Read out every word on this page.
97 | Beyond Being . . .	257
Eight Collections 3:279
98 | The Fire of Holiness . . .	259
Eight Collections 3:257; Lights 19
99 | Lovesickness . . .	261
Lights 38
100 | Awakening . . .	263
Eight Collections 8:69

§ AIM: All of the data needs to be printed once more, exactly.

§ ANSWER IN FULL:
Read out every word on this page.
97 | Beyond Being . . .	257
Eight Collections 3:279
98 | The Fire of Holiness . . .	259
Eight Collections 3:257; Lights 19
99 | Lovesickness . . .	261
Lights 38
100 | Awakening . . .	263
Eight Collections 8:69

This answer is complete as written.